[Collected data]
————

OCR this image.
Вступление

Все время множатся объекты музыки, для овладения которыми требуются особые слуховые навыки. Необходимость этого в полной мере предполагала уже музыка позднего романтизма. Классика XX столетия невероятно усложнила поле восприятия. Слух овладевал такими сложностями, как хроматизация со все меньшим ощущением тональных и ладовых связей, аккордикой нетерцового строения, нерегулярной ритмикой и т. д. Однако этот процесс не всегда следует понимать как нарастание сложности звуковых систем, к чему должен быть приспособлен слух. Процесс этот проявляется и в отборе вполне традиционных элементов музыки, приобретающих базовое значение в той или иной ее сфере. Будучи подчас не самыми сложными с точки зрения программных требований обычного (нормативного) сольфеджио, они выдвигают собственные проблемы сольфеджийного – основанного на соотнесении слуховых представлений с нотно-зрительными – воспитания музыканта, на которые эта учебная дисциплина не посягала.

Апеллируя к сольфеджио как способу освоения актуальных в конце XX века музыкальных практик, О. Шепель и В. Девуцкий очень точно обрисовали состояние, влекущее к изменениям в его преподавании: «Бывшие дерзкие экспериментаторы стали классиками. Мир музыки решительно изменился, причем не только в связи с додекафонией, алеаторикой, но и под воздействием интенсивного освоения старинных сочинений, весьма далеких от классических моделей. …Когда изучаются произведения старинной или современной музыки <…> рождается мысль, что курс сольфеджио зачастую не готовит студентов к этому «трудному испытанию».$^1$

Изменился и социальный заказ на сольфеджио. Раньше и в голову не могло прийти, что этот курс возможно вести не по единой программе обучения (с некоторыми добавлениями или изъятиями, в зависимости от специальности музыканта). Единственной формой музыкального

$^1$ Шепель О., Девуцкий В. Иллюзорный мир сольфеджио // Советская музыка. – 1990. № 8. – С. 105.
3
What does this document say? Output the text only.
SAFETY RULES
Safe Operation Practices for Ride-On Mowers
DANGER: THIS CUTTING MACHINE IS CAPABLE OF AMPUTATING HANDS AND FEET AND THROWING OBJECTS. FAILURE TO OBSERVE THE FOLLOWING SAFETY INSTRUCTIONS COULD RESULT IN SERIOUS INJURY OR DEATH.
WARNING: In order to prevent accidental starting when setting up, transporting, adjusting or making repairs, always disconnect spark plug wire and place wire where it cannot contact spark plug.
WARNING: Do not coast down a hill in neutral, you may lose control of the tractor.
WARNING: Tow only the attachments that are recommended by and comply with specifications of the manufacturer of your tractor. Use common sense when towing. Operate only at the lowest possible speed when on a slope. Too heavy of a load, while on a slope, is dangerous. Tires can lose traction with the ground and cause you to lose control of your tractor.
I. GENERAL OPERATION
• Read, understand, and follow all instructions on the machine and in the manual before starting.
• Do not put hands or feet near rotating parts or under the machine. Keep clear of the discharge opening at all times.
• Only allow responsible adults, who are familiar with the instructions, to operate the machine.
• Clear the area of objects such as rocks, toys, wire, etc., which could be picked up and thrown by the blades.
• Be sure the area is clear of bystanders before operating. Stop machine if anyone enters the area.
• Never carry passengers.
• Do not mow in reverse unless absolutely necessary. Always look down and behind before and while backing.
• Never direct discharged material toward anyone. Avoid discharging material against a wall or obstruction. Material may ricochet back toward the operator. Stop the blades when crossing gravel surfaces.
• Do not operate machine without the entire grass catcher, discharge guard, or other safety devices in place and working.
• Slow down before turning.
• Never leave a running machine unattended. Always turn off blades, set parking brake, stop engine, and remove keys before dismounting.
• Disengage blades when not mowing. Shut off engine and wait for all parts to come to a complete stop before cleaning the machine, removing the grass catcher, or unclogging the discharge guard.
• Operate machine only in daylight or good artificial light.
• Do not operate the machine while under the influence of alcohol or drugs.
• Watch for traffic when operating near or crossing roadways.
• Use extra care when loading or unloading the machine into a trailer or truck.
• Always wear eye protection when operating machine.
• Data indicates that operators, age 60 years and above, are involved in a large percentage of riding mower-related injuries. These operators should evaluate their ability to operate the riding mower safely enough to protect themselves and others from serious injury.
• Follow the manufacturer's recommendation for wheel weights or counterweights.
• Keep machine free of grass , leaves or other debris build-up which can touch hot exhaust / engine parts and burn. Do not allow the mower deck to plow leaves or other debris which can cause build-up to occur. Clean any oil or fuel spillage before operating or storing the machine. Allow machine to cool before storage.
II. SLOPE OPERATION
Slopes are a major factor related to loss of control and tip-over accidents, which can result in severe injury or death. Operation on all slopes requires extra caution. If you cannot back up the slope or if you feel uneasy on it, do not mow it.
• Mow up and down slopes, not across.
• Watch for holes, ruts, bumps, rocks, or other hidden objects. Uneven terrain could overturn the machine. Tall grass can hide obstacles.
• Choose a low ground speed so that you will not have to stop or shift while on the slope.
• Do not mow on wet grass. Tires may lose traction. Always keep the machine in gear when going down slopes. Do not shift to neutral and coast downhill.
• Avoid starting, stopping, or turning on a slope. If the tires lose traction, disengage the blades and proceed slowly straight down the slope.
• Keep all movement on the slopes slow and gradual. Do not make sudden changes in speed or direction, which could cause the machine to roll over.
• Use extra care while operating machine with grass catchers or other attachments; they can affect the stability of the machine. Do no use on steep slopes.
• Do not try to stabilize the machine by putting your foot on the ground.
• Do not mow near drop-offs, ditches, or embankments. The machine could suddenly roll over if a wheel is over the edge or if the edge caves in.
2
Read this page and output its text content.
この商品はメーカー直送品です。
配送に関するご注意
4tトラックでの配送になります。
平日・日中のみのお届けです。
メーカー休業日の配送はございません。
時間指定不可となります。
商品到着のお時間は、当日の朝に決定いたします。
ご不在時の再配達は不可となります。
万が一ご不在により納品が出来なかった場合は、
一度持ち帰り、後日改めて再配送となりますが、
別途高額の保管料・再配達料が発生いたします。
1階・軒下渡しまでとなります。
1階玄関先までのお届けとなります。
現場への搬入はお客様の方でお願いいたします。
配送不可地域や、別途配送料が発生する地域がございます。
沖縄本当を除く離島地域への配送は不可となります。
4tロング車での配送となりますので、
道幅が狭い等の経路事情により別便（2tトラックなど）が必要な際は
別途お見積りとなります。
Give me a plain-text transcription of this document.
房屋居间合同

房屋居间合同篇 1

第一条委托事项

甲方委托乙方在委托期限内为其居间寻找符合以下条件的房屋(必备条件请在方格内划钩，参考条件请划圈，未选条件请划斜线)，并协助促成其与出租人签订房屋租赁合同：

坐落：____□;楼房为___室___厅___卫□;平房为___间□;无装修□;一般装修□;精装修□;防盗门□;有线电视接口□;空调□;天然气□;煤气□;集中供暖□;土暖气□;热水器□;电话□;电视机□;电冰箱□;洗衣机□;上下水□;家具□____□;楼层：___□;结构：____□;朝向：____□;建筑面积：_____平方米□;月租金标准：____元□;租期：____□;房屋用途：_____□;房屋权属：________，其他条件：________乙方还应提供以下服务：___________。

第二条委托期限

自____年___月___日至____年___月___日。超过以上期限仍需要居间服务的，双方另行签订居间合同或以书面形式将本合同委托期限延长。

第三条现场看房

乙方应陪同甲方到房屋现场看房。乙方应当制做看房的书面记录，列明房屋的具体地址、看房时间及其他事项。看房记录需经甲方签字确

————

§ **Problem requirements**: The entries above should be repeated exactly, every one of them.

§ **Result of the exercise**:
OCR this image.
Вступление

Все время множатся объекты музыки, для овладения которыми требуются особые слуховые навыки. Необходимость этого в полной мере предполагала уже музыка позднего романтизма. Классика XX столетия невероятно усложнила поле восприятия. Слух овладевал такими сложностями, как хроматизация со все меньшим ощущением тональных и ладовых связей, аккордикой нетерцового строения, нерегулярной ритмикой и т. д. Однако этот процесс не всегда следует понимать как нарастание сложности звуковых систем, к чему должен быть приспособлен слух. Процесс этот проявляется и в отборе вполне традиционных элементов музыки, приобретающих базовое значение в той или иной ее сфере. Будучи подчас не самыми сложными с точки зрения программных требований обычного (нормативного) сольфеджио, они выдвигают собственные проблемы сольфеджийного – основанного на соотнесении слуховых представлений с нотно-зрительными – воспитания музыканта, на которые эта учебная дисциплина не посягала.

Апеллируя к сольфеджио как способу освоения актуальных в конце XX века музыкальных практик, О. Шепель и В. Девуцкий очень точно обрисовали состояние, влекущее к изменениям в его преподавании: «Бывшие дерзкие экспериментаторы стали классиками. Мир музыки решительно изменился, причем не только в связи с додекафонией, алеаторикой, но и под воздействием интенсивного освоения старинных сочинений, весьма далеких от классических моделей. …Когда изучаются произведения старинной или современной музыки <…> рождается мысль, что курс сольфеджио зачастую не готовит студентов к этому «трудному испытанию».$^1$

Изменился и социальный заказ на сольфеджио. Раньше и в голову не могло прийти, что этот курс возможно вести не по единой программе обучения (с некоторыми добавлениями или изъятиями, в зависимости от специальности музыканта). Единственной формой музыкального

$^1$ Шепель О., Девуцкий В. Иллюзорный мир сольфеджио // Советская музыка. – 1990. № 8. – С. 105.
3
What does this document say? Output the text only.
SAFETY RULES
Safe Operation Practices for Ride-On Mowers
DANGER: THIS CUTTING MACHINE IS CAPABLE OF AMPUTATING HANDS AND FEET AND THROWING OBJECTS. FAILURE TO OBSERVE THE FOLLOWING SAFETY INSTRUCTIONS COULD RESULT IN SERIOUS INJURY OR DEATH.
WARNING: In order to prevent accidental starting when setting up, transporting, adjusting or making repairs, always disconnect spark plug wire and place wire where it cannot contact spark plug.
WARNING: Do not coast down a hill in neutral, you may lose control of the tractor.
WARNING: Tow only the attachments that are recommended by and comply with specifications of the manufacturer of your tractor. Use common sense when towing. Operate only at the lowest possible speed when on a slope. Too heavy of a load, while on a slope, is dangerous. Tires can lose traction with the ground and cause you to lose control of your tractor.
I. GENERAL OPERATION
• Read, understand, and follow all instructions on the machine and in the manual before starting.
• Do not put hands or feet near rotating parts or under the machine. Keep clear of the discharge opening at all times.
• Only allow responsible adults, who are familiar with the instructions, to operate the machine.
• Clear the area of objects such as rocks, toys, wire, etc., which could be picked up and thrown by the blades.
• Be sure the area is clear of bystanders before operating. Stop machine if anyone enters the area.
• Never carry passengers.
• Do not mow in reverse unless absolutely necessary. Always look down and behind before and while backing.
• Never direct discharged material toward anyone. Avoid discharging material against a wall or obstruction. Material may ricochet back toward the operator. Stop the blades when crossing gravel surfaces.
• Do not operate machine without the entire grass catcher, discharge guard, or other safety devices in place and working.
• Slow down before turning.
• Never leave a running machine unattended. Always turn off blades, set parking brake, stop engine, and remove keys before dismounting.
• Disengage blades when not mowing. Shut off engine and wait for all parts to come to a complete stop before cleaning the machine, removing the grass catcher, or unclogging the discharge guard.
• Operate machine only in daylight or good artificial light.
• Do not operate the machine while under the influence of alcohol or drugs.
• Watch for traffic when operating near or crossing roadways.
• Use extra care when loading or unloading the machine into a trailer or truck.
• Always wear eye protection when operating machine.
• Data indicates that operators, age 60 years and above, are involved in a large percentage of riding mower-related injuries. These operators should evaluate their ability to operate the riding mower safely enough to protect themselves and others from serious injury.
• Follow the manufacturer's recommendation for wheel weights or counterweights.
• Keep machine free of grass , leaves or other debris build-up which can touch hot exhaust / engine parts and burn. Do not allow the mower deck to plow leaves or other debris which can cause build-up to occur. Clean any oil or fuel spillage before operating or storing the machine. Allow machine to cool before storage.
II. SLOPE OPERATION
Slopes are a major factor related to loss of control and tip-over accidents, which can result in severe injury or death. Operation on all slopes requires extra caution. If you cannot back up the slope or if you feel uneasy on it, do not mow it.
• Mow up and down slopes, not across.
• Watch for holes, ruts, bumps, rocks, or other hidden objects. Uneven terrain could overturn the machine. Tall grass can hide obstacles.
• Choose a low ground speed so that you will not have to stop or shift while on the slope.
• Do not mow on wet grass. Tires may lose traction. Always keep the machine in gear when going down slopes. Do not shift to neutral and coast downhill.
• Avoid starting, stopping, or turning on a slope. If the tires lose traction, disengage the blades and proceed slowly straight down the slope.
• Keep all movement on the slopes slow and gradual. Do not make sudden changes in speed or direction, which could cause the machine to roll over.
• Use extra care while operating machine with grass catchers or other attachments; they can affect the stability of the machine. Do no use on steep slopes.
• Do not try to stabilize the machine by putting your foot on the ground.
• Do not mow near drop-offs, ditches, or embankments. The machine could suddenly roll over if a wheel is over the edge or if the edge caves in.
2
Read this page and output its text content.
この商品はメーカー直送品です。
配送に関するご注意
4tトラックでの配送になります。
平日・日中のみのお届けです。
メーカー休業日の配送はございません。
時間指定不可となります。
商品到着のお時間は、当日の朝に決定いたします。
ご不在時の再配達は不可となります。
万が一ご不在により納品が出来なかった場合は、
一度持ち帰り、後日改めて再配送となりますが、
別途高額の保管料・再配達料が発生いたします。
1階・軒下渡しまでとなります。
1階玄関先までのお届けとなります。
現場への搬入はお客様の方でお願いいたします。
配送不可地域や、別途配送料が発生する地域がございます。
沖縄本当を除く離島地域への配送は不可となります。
4tロング車での配送となりますので、
道幅が狭い等の経路事情により別便（2tトラックなど）が必要な際は
別途お見積りとなります。
Give me a plain-text transcription of this document.
房屋居间合同

房屋居间合同篇 1

第一条委托事项

甲方委托乙方在委托期限内为其居间寻找符合以下条件的房屋(必备条件请在方格内划钩，参考条件请划圈，未选条件请划斜线)，并协助促成其与出租人签订房屋租赁合同：

坐落：____□;楼房为___室___厅___卫□;平房为___间□;无装修□;一般装修□;精装修□;防盗门□;有线电视接口□;空调□;天然气□;煤气□;集中供暖□;土暖气□;热水器□;电话□;电视机□;电冰箱□;洗衣机□;上下水□;家具□____□;楼层：___□;结构：____□;朝向：____□;建筑面积：_____平方米□;月租金标准：____元□;租期：____□;房屋用途：_____□;房屋权属：________，其他条件：________乙方还应提供以下服务：___________。

第二条委托期限

自____年___月___日至____年___月___日。超过以上期限仍需要居间服务的，双方另行签订居间合同或以书面形式将本合同委托期限延长。

第三条现场看房

乙方应陪同甲方到房屋现场看房。乙方应当制做看房的书面记录，列明房屋的具体地址、看房时间及其他事项。看房记录需经甲方签字确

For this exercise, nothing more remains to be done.